━━ Excerpted data ━━

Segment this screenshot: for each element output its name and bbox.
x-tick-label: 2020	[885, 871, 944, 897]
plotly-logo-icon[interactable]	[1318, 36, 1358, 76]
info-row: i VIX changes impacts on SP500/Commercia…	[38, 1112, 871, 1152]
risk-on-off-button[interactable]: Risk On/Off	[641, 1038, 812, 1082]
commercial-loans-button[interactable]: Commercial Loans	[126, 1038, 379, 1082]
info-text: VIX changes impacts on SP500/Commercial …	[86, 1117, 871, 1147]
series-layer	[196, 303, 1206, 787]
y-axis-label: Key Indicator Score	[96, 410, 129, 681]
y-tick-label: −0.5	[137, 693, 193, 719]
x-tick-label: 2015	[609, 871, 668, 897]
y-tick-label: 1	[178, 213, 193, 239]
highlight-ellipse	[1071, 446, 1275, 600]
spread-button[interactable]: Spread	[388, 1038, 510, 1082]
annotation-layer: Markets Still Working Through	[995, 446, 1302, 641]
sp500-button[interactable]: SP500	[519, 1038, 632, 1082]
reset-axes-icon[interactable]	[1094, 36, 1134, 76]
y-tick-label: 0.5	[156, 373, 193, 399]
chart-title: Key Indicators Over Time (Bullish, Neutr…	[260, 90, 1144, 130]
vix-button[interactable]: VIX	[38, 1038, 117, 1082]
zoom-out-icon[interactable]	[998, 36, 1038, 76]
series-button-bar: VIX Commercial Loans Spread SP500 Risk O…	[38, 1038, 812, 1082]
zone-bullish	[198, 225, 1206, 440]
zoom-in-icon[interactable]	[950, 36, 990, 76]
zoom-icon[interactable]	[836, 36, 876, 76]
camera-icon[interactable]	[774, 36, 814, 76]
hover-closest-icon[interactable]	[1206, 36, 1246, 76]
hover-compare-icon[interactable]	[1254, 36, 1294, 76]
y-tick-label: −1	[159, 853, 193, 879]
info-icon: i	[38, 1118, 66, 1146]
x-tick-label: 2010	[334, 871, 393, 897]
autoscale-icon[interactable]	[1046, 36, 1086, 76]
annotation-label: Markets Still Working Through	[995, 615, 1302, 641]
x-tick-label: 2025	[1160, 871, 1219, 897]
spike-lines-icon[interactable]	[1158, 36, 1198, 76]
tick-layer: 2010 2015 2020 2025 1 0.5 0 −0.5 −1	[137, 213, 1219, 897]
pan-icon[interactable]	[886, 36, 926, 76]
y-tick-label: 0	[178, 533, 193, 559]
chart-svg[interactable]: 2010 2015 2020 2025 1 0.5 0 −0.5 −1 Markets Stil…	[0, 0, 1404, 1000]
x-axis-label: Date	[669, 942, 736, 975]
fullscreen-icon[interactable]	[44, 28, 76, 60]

━━━

- **Exercise instructions**:
Could you reproduce all of the records above with every "x-tick-label" swapped for "x-axis-tick", leaving everything else unchanged?

- **Solution**:
Segment this screenshot: for each element output its name and bbox.
x-axis-tick: 2020	[885, 871, 944, 897]
plotly-logo-icon[interactable]	[1318, 36, 1358, 76]
info-row: i VIX changes impacts on SP500/Commercia…	[38, 1112, 871, 1152]
risk-on-off-button[interactable]: Risk On/Off	[641, 1038, 812, 1082]
commercial-loans-button[interactable]: Commercial Loans	[126, 1038, 379, 1082]
info-text: VIX changes impacts on SP500/Commercial …	[86, 1117, 871, 1147]
series-layer	[196, 303, 1206, 787]
y-axis-label: Key Indicator Score	[96, 410, 129, 681]
y-tick-label: −0.5	[137, 693, 193, 719]
x-axis-tick: 2015	[609, 871, 668, 897]
y-tick-label: 1	[178, 213, 193, 239]
highlight-ellipse	[1071, 446, 1275, 600]
spread-button[interactable]: Spread	[388, 1038, 510, 1082]
annotation-layer: Markets Still Working Through	[995, 446, 1302, 641]
sp500-button[interactable]: SP500	[519, 1038, 632, 1082]
reset-axes-icon[interactable]	[1094, 36, 1134, 76]
y-tick-label: 0.5	[156, 373, 193, 399]
chart-title: Key Indicators Over Time (Bullish, Neutr…	[260, 90, 1144, 130]
vix-button[interactable]: VIX	[38, 1038, 117, 1082]
zoom-out-icon[interactable]	[998, 36, 1038, 76]
series-button-bar: VIX Commercial Loans Spread SP500 Risk O…	[38, 1038, 812, 1082]
zone-bullish	[198, 225, 1206, 440]
zoom-in-icon[interactable]	[950, 36, 990, 76]
zoom-icon[interactable]	[836, 36, 876, 76]
camera-icon[interactable]	[774, 36, 814, 76]
hover-closest-icon[interactable]	[1206, 36, 1246, 76]
hover-compare-icon[interactable]	[1254, 36, 1294, 76]
y-tick-label: −1	[159, 853, 193, 879]
info-icon: i	[38, 1118, 66, 1146]
x-axis-tick: 2010	[334, 871, 393, 897]
autoscale-icon[interactable]	[1046, 36, 1086, 76]
annotation-label: Markets Still Working Through	[995, 615, 1302, 641]
x-axis-tick: 2025	[1160, 871, 1219, 897]
spike-lines-icon[interactable]	[1158, 36, 1198, 76]
tick-layer: 2010 2015 2020 2025 1 0.5 0 −0.5 −1	[137, 213, 1219, 897]
pan-icon[interactable]	[886, 36, 926, 76]
y-tick-label: 0	[178, 533, 193, 559]
chart-svg[interactable]: 2010 2015 2020 2025 1 0.5 0 −0.5 −1 Markets Stil…	[0, 0, 1404, 1000]
x-axis-label: Date	[669, 942, 736, 975]
fullscreen-icon[interactable]	[44, 28, 76, 60]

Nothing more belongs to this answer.